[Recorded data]
--- begin ---
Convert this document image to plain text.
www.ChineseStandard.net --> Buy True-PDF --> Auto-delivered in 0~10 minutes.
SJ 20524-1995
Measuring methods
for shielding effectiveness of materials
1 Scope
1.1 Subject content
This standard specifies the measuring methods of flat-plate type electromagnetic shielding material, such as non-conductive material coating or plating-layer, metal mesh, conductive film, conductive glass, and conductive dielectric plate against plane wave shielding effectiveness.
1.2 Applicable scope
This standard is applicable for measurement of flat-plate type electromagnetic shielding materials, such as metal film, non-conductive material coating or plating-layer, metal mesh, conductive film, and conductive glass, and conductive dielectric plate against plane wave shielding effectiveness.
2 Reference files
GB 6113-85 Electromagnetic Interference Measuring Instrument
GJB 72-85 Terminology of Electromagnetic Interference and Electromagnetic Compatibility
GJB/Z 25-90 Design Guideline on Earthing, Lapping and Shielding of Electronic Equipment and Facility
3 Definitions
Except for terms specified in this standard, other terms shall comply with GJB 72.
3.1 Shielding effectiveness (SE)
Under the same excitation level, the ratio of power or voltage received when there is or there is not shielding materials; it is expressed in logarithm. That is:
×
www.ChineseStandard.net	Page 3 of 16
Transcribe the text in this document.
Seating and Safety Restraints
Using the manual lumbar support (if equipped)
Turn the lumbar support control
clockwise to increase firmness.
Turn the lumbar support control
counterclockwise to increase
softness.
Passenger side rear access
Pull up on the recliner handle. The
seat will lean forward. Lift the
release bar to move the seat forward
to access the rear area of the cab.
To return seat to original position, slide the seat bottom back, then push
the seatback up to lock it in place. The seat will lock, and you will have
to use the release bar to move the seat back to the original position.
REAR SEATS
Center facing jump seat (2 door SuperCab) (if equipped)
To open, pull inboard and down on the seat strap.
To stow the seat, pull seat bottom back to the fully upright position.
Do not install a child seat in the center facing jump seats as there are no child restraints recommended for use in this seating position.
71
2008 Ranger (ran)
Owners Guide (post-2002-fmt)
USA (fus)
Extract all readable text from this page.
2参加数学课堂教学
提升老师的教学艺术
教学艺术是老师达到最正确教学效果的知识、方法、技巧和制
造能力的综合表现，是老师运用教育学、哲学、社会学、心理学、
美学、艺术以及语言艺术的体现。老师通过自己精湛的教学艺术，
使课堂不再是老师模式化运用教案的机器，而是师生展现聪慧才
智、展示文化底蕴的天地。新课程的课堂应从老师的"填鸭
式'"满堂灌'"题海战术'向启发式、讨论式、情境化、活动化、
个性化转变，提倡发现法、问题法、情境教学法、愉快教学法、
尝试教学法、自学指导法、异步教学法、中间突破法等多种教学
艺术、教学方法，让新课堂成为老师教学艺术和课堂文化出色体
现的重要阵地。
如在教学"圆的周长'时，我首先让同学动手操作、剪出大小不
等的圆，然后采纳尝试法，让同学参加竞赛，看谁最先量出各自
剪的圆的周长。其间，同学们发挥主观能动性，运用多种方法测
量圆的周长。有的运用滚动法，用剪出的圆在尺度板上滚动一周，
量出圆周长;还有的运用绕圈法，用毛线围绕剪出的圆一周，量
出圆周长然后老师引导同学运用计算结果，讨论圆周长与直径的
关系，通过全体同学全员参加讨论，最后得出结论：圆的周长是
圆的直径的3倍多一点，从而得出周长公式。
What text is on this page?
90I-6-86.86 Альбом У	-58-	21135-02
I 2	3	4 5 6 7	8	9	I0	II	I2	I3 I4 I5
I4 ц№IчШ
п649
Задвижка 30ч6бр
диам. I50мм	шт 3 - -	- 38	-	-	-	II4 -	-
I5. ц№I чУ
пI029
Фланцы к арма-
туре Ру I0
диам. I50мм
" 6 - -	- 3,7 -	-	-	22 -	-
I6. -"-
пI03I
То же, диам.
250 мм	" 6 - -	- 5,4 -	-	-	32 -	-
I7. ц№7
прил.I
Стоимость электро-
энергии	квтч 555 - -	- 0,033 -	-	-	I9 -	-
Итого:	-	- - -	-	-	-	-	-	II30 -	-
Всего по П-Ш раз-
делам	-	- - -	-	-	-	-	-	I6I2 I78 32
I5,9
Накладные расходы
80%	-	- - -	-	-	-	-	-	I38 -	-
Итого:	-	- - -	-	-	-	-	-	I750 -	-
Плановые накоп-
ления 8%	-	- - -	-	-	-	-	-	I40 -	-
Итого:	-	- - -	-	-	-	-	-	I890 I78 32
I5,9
--- end ---
Required task: Keep only those lines of the records that hold "there", and return them.

Result below:
Under the same excitation level, the ratio of power or voltage received when there is or there is not shielding materials; it is expressed in logarithm. That is:
Do not install a child seat in the center facing jump seats as there are no child restraints recommended for use in this seating position.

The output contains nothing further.